EXTRACTED TEXT Start Marker

There is no evidence that bacterial sore throats are more severe or long-lasting than viral ones. The most commonly identified organism isStreptococcus pyogenes, the group A β-haemolytic streptococcus. Most other cases are caused by adenoviruses. There is no reliable way to distinguish between bacterial and viral causes based on symptoms and signs.
The gold standard for diagnosis of streptococcal infection in the throat includes a positive anti-streptolysin O (ASO) titre in addition to culture of Str. pyogenes from the throat. There is a high asymptomatic carrier rate for the organism (up to 40%) and it is common to culture it from sore throats when there is no serological evidence of infection. Moreover a negative culture does not rule out Str. pyogenesas a cause of sore throat. Neither culture of throat swabs nor rapid tests based on detection of streptococcal antigen are helpful in most cases.
Most people with sore throat manage the condition successfully without seeing a doctor. Paracetamol is an effective analgesic, with less risk of adverse effects than non-steroidal anti-inflammatory drugs. Aspirin should be avoided in children because of the risk of Reye's syndrome. The immediate benefits from antimicrobial chemotherapy are actually very meagre. Symptoms usually persist for 5-7 days with or without antibiotics, which only shorten illness by 24 h. The same control of symptoms can probably be achieved with paracetamol.

EXTRACTED TEXT End Marker
RECORDS SUPPLIED Start Marker

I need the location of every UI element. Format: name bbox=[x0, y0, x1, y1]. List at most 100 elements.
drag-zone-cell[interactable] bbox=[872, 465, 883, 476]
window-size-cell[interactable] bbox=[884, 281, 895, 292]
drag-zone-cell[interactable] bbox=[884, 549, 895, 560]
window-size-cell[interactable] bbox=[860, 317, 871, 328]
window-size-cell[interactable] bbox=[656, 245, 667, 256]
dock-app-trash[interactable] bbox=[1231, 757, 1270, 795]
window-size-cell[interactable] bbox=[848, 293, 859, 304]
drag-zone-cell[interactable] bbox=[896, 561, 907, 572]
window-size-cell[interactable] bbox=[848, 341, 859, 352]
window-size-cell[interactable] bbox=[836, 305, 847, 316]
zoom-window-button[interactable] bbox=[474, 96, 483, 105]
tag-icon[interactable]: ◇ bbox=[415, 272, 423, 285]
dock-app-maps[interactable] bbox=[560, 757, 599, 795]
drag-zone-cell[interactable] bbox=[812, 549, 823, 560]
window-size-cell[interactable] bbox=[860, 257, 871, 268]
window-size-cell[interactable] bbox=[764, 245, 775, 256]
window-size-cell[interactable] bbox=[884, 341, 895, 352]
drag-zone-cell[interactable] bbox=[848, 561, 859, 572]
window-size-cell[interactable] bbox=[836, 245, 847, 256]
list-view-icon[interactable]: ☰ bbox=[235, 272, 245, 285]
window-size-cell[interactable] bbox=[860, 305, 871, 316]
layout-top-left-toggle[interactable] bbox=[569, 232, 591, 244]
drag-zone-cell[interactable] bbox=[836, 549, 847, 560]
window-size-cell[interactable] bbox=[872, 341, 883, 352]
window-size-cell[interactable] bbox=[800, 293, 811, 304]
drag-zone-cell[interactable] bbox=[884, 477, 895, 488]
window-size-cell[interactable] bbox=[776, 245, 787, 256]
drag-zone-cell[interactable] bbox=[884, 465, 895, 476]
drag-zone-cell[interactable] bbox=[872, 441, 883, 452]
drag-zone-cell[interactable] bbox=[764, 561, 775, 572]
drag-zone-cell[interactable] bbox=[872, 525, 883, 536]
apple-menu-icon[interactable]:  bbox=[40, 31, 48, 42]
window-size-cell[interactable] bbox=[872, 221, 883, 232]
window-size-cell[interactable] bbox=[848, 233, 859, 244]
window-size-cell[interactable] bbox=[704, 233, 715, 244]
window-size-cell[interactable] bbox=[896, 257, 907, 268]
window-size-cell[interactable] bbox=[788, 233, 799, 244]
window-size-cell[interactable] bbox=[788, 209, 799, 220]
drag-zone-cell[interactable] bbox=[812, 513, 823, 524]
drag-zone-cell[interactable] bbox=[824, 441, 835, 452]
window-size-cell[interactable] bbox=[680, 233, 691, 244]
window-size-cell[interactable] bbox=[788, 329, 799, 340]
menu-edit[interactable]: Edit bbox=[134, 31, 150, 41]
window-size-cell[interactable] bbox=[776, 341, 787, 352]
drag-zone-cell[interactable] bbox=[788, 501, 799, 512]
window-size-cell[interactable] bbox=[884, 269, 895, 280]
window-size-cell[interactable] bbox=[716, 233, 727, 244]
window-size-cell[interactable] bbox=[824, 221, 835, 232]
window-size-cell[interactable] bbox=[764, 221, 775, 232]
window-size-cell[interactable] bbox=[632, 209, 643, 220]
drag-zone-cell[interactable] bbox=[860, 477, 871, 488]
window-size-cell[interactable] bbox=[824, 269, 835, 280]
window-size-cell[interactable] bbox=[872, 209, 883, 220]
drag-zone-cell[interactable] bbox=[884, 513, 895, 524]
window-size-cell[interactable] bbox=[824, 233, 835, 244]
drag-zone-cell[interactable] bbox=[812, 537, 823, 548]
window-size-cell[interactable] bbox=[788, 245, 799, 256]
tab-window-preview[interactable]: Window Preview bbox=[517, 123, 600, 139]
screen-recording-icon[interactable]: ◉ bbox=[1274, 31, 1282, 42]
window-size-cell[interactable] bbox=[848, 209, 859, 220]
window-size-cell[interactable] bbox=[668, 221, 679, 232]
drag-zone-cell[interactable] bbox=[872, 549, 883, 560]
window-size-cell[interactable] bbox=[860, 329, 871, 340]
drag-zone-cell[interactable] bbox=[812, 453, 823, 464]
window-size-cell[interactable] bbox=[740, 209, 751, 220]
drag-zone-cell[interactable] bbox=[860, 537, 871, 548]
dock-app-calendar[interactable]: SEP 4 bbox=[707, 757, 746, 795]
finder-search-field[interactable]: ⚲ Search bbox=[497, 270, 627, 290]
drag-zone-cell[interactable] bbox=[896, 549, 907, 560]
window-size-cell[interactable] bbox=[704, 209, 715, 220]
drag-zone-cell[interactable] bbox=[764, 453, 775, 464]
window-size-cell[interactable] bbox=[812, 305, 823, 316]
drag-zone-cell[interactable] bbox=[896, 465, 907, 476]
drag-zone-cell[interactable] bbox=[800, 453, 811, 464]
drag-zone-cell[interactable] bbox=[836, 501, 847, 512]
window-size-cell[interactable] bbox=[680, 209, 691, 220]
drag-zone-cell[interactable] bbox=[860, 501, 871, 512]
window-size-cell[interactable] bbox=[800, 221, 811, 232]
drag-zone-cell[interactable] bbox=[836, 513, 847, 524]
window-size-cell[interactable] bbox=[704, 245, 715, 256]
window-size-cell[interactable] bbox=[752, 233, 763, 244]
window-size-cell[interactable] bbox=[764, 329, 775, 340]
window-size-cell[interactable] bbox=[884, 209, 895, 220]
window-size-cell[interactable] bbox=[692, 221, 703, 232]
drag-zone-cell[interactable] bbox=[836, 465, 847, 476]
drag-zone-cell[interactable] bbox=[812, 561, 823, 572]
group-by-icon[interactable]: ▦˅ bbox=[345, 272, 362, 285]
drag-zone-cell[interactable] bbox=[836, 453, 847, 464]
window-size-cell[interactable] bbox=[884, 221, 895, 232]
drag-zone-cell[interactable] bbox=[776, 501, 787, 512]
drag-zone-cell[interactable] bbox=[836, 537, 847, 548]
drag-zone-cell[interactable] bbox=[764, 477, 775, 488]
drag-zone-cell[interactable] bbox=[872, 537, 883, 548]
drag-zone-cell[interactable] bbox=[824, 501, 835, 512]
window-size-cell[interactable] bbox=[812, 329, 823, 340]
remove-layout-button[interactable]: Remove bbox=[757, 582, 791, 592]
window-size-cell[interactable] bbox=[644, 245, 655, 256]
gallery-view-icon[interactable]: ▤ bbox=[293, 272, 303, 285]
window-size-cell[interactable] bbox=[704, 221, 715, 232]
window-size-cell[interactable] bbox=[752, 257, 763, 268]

RECORDS SUPPLIED End Marker

**PROBLEM SET:**
1. Answer these questions from the sore throat text:
(a) Which organisms cause most cases other than the most commonly identified one?
(b) What is the asymptomatic carrier rate for the organism?
(c) How long do symptoms usually persist, and by how much do antibiotics shorten illness?
2. Decide whether each statement agrees with the sore throat text, answering yes or no and quoting the words that decide it:
(a) Bacterial sore throats are more severe than viral ones.
(b) Aspirin should be avoided in children.
(c) Paracetamol carries more risk of adverse effects than non-steroidal anti-inflammatory drugs.
3. Resume the sore throat text, picking up after its last sentence.

**OUTPUTS FOR THE TASKS:**
1.
(a) Adenoviruses.
(b) Up to 40%.
(c) Symptoms usually persist for 5-7 days with or without antibiotics, which only shorten illness by 24 h.

2.
(a) No: "There is no evidence that bacterial sore throats are more severe or long-lasting than viral ones."
(b) Yes: "Aspirin should be avoided in children because of the risk of Reye's syndrome."
(c) No: "Paracetamol is an effective analgesic, with less risk of adverse effects than non-steroidal anti-inflammatory drugs."

3.
Streptococcal sore throat is important because it may lead to serious complications, particularly rheumatic fever, which is still prevalent in many countries. Evidence about the effectiveness of antibiotics for preventing nonsuppurative and suppurative complications comes from studies on military personnel living in overcrowded barracks in the late 1940s and early 1950s. This evidence has little relevance to management of sore throat in modern communities, at least in the developed world, where rheumatic fever is now very uncommon. Similarly experience with the use of antibiotics to prevent cross-infection in sore throat comes mainly from army barracks and other closed institutions. It is very unlikely (and unproven) that trying to eradicate Str. pyogenes with routine antibiotic therapy for sore throat will produce any measurable health gain in the general public in Western countries, whereas it is likely that this would increase the prevalence of antimicrobial resistance.
A patient information leaflet may be of value in the management of acute sore throat and may assist in managing future episodes at home without general practitioner involvement. Patients who are sceptical about withholding antibiotics can be given a prescription with the suggestion that they do not use it unless their symptoms persist for more than 3 days. Only about 30% of patients who are given delayed prescriptions go to the pharmacy to get their antibiotics.
If antibiotics are to be prescribed the drugs of choice are penicillin V or a macrolide, and these should be given for at least 10 days to eradicate the organism and prevent recurrence. Glandular fever commonly causes symptoms and signs that are indistinguishable from streptococcal throat infection (including a very impressive purulent exudate on the tonsils). Ampicillin, amoxicillin, and co-amoxiclav should not be used, as they will cause a rash if the sore throat is the herald of glandular fever. Tetracyclines are also inappropriate because of the high incidence of resistance among streptococci.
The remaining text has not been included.